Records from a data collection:

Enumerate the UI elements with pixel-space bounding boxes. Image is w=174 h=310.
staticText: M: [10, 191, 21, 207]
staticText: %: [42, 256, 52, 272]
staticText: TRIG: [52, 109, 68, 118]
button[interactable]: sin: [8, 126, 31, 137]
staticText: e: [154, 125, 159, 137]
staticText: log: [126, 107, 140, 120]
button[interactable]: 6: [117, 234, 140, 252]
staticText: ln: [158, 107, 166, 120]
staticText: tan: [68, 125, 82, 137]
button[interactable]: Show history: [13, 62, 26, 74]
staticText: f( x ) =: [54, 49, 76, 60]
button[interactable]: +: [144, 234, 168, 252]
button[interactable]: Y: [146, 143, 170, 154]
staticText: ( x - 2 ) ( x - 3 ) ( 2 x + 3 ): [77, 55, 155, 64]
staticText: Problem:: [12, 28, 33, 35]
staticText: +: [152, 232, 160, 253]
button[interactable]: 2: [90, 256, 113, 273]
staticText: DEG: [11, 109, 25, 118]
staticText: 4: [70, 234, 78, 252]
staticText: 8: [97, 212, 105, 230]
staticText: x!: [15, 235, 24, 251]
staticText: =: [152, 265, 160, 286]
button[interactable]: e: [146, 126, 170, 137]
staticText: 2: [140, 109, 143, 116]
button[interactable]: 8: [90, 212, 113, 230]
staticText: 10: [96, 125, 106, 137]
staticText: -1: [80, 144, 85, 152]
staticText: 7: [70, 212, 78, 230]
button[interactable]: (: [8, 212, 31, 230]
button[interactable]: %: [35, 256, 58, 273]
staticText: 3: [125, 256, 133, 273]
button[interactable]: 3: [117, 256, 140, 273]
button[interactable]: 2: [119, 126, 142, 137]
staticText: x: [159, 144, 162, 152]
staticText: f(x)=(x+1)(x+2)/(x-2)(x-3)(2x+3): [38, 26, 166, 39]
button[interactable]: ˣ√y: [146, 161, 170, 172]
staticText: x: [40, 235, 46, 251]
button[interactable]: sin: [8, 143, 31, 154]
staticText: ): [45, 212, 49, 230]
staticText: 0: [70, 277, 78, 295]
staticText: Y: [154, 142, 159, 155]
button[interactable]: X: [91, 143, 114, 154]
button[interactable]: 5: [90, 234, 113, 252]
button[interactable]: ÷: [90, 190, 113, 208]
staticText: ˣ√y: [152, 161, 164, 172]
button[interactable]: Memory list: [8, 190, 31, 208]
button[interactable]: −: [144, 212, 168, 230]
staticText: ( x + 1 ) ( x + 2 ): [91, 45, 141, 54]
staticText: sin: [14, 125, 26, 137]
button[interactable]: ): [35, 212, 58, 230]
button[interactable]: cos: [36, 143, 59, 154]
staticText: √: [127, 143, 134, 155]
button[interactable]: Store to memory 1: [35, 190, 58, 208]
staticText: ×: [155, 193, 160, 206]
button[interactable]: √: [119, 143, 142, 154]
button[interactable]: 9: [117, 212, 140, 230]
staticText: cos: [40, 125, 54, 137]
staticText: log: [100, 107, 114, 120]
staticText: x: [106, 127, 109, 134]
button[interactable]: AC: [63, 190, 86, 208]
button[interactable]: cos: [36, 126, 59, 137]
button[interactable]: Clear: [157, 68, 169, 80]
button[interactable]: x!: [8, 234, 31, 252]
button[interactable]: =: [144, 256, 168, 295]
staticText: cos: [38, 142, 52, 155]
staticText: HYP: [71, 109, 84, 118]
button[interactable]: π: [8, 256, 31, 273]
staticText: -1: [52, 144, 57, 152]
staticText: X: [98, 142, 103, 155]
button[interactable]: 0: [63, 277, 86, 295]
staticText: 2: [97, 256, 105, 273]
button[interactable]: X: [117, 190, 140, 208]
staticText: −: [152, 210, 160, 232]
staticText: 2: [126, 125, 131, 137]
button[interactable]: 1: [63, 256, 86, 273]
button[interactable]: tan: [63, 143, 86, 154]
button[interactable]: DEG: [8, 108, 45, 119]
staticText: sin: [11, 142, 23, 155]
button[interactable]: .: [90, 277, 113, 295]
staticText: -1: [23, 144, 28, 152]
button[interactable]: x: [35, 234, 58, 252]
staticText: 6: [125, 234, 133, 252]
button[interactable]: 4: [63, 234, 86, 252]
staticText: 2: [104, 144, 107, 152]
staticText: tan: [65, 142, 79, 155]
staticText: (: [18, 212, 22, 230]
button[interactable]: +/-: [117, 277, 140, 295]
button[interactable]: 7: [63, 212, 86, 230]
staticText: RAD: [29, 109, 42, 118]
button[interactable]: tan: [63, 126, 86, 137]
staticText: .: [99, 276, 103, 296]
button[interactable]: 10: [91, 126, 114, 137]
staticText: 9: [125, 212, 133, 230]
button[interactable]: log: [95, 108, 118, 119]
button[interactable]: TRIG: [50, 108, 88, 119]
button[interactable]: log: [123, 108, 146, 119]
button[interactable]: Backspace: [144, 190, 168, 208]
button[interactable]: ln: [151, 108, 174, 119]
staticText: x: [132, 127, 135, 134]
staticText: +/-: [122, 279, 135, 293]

- YOUR INSTRUCTIONS -
Please repeat every line of the records above word for word, with nothing changed or left out.

- EXERCISE SOLUTION -
Enumerate the UI elements with pixel-space bounding boxes. Image is w=174 h=310.
staticText: M: [10, 191, 21, 207]
staticText: %: [42, 256, 52, 272]
staticText: TRIG: [52, 109, 68, 118]
button[interactable]: sin: [8, 126, 31, 137]
staticText: e: [154, 125, 159, 137]
staticText: log: [126, 107, 140, 120]
button[interactable]: 6: [117, 234, 140, 252]
staticText: ln: [158, 107, 166, 120]
staticText: tan: [68, 125, 82, 137]
button[interactable]: Show history: [13, 62, 26, 74]
staticText: f( x ) =: [54, 49, 76, 60]
button[interactable]: +: [144, 234, 168, 252]
button[interactable]: Y: [146, 143, 170, 154]
staticText: ( x - 2 ) ( x - 3 ) ( 2 x + 3 ): [77, 55, 155, 64]
staticText: Problem:: [12, 28, 33, 35]
staticText: +: [152, 232, 160, 253]
button[interactable]: 2: [90, 256, 113, 273]
staticText: DEG: [11, 109, 25, 118]
staticText: 4: [70, 234, 78, 252]
staticText: 8: [97, 212, 105, 230]
staticText: x!: [15, 235, 24, 251]
staticText: =: [152, 265, 160, 286]
button[interactable]: e: [146, 126, 170, 137]
staticText: 2: [140, 109, 143, 116]
button[interactable]: 8: [90, 212, 113, 230]
staticText: 10: [96, 125, 106, 137]
staticText: -1: [80, 144, 85, 152]
staticText: 7: [70, 212, 78, 230]
button[interactable]: (: [8, 212, 31, 230]
button[interactable]: %: [35, 256, 58, 273]
staticText: 3: [125, 256, 133, 273]
button[interactable]: 3: [117, 256, 140, 273]
button[interactable]: 2: [119, 126, 142, 137]
staticText: x: [159, 144, 162, 152]
staticText: f(x)=(x+1)(x+2)/(x-2)(x-3)(2x+3): [38, 26, 166, 39]
button[interactable]: ˣ√y: [146, 161, 170, 172]
staticText: x: [40, 235, 46, 251]
button[interactable]: sin: [8, 143, 31, 154]
staticText: ): [45, 212, 49, 230]
staticText: 0: [70, 277, 78, 295]
staticText: Y: [154, 142, 159, 155]
button[interactable]: X: [91, 143, 114, 154]
button[interactable]: 5: [90, 234, 113, 252]
button[interactable]: ÷: [90, 190, 113, 208]
staticText: ˣ√y: [152, 161, 164, 172]
button[interactable]: Memory list: [8, 190, 31, 208]
button[interactable]: −: [144, 212, 168, 230]
staticText: ( x + 1 ) ( x + 2 ): [91, 45, 141, 54]
staticText: sin: [14, 125, 26, 137]
button[interactable]: ): [35, 212, 58, 230]
button[interactable]: cos: [36, 143, 59, 154]
staticText: √: [127, 143, 134, 155]
button[interactable]: Store to memory 1: [35, 190, 58, 208]
staticText: ×: [155, 193, 160, 206]
button[interactable]: √: [119, 143, 142, 154]
button[interactable]: 9: [117, 212, 140, 230]
staticText: cos: [40, 125, 54, 137]
staticText: log: [100, 107, 114, 120]
staticText: x: [106, 127, 109, 134]
button[interactable]: AC: [63, 190, 86, 208]
button[interactable]: cos: [36, 126, 59, 137]
button[interactable]: Clear: [157, 68, 169, 80]
button[interactable]: x!: [8, 234, 31, 252]
button[interactable]: =: [144, 256, 168, 295]
staticText: cos: [38, 142, 52, 155]
staticText: HYP: [71, 109, 84, 118]
button[interactable]: π: [8, 256, 31, 273]
staticText: -1: [52, 144, 57, 152]
staticText: X: [98, 142, 103, 155]
button[interactable]: 0: [63, 277, 86, 295]
staticText: 2: [97, 256, 105, 273]
button[interactable]: X: [117, 190, 140, 208]
staticText: −: [152, 210, 160, 232]
staticText: 2: [126, 125, 131, 137]
button[interactable]: 1: [63, 256, 86, 273]
button[interactable]: tan: [63, 143, 86, 154]
button[interactable]: DEG: [8, 108, 45, 119]
staticText: sin: [11, 142, 23, 155]
button[interactable]: .: [90, 277, 113, 295]
staticText: -1: [23, 144, 28, 152]
button[interactable]: x: [35, 234, 58, 252]
staticText: 6: [125, 234, 133, 252]
button[interactable]: 4: [63, 234, 86, 252]
staticText: 2: [104, 144, 107, 152]
staticText: tan: [65, 142, 79, 155]
staticText: (: [18, 212, 22, 230]
button[interactable]: +/-: [117, 277, 140, 295]
button[interactable]: 7: [63, 212, 86, 230]
staticText: RAD: [29, 109, 42, 118]
button[interactable]: tan: [63, 126, 86, 137]
staticText: .: [99, 276, 103, 296]
button[interactable]: 10: [91, 126, 114, 137]
staticText: 9: [125, 212, 133, 230]
button[interactable]: log: [95, 108, 118, 119]
button[interactable]: TRIG: [50, 108, 88, 119]
button[interactable]: log: [123, 108, 146, 119]
button[interactable]: Backspace: [144, 190, 168, 208]
button[interactable]: ln: [151, 108, 174, 119]
staticText: x: [132, 127, 135, 134]
staticText: +/-: [122, 279, 135, 293]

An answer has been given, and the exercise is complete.